**OBJECTIVE**
Without omitting anything, retype the data that follows.

**MATERIAL FOR THIS TASK**
· · · ·
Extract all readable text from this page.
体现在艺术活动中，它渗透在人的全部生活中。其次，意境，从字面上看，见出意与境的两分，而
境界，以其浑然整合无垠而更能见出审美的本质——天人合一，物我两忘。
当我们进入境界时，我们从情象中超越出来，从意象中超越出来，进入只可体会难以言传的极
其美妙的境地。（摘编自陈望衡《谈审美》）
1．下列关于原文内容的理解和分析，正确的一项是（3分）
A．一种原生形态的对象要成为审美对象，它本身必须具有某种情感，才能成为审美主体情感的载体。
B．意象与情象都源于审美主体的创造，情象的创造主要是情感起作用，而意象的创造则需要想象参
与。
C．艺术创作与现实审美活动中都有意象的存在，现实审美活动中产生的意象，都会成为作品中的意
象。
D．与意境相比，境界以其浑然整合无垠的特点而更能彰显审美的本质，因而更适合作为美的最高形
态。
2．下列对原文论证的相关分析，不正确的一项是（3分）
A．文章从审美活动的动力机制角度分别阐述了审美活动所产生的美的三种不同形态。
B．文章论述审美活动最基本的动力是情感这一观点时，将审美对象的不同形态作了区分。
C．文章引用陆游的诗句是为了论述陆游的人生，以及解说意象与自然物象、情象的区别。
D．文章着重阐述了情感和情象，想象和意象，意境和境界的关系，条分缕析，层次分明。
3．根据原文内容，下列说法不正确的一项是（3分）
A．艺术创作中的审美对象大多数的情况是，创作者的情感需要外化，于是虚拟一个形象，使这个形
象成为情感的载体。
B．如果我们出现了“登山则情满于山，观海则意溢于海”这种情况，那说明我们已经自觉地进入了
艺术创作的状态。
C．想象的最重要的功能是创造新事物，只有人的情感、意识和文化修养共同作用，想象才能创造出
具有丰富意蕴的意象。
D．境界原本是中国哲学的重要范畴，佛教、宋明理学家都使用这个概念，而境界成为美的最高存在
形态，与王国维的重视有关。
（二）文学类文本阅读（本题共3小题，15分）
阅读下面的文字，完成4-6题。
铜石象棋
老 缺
· · · ·
**EXERCISE ANSWER**
Extract all readable text from this page.
体现在艺术活动中，它渗透在人的全部生活中。其次，意境，从字面上看，见出意与境的两分，而
境界，以其浑然整合无垠而更能见出审美的本质——天人合一，物我两忘。
当我们进入境界时，我们从情象中超越出来，从意象中超越出来，进入只可体会难以言传的极
其美妙的境地。（摘编自陈望衡《谈审美》）
1．下列关于原文内容的理解和分析，正确的一项是（3分）
A．一种原生形态的对象要成为审美对象，它本身必须具有某种情感，才能成为审美主体情感的载体。
B．意象与情象都源于审美主体的创造，情象的创造主要是情感起作用，而意象的创造则需要想象参
与。
C．艺术创作与现实审美活动中都有意象的存在，现实审美活动中产生的意象，都会成为作品中的意
象。
D．与意境相比，境界以其浑然整合无垠的特点而更能彰显审美的本质，因而更适合作为美的最高形
态。
2．下列对原文论证的相关分析，不正确的一项是（3分）
A．文章从审美活动的动力机制角度分别阐述了审美活动所产生的美的三种不同形态。
B．文章论述审美活动最基本的动力是情感这一观点时，将审美对象的不同形态作了区分。
C．文章引用陆游的诗句是为了论述陆游的人生，以及解说意象与自然物象、情象的区别。
D．文章着重阐述了情感和情象，想象和意象，意境和境界的关系，条分缕析，层次分明。
3．根据原文内容，下列说法不正确的一项是（3分）
A．艺术创作中的审美对象大多数的情况是，创作者的情感需要外化，于是虚拟一个形象，使这个形
象成为情感的载体。
B．如果我们出现了“登山则情满于山，观海则意溢于海”这种情况，那说明我们已经自觉地进入了
艺术创作的状态。
C．想象的最重要的功能是创造新事物，只有人的情感、意识和文化修养共同作用，想象才能创造出
具有丰富意蕴的意象。
D．境界原本是中国哲学的重要范畴，佛教、宋明理学家都使用这个概念，而境界成为美的最高存在
形态，与王国维的重视有关。
（二）文学类文本阅读（本题共3小题，15分）
阅读下面的文字，完成4-6题。
铜石象棋
老 缺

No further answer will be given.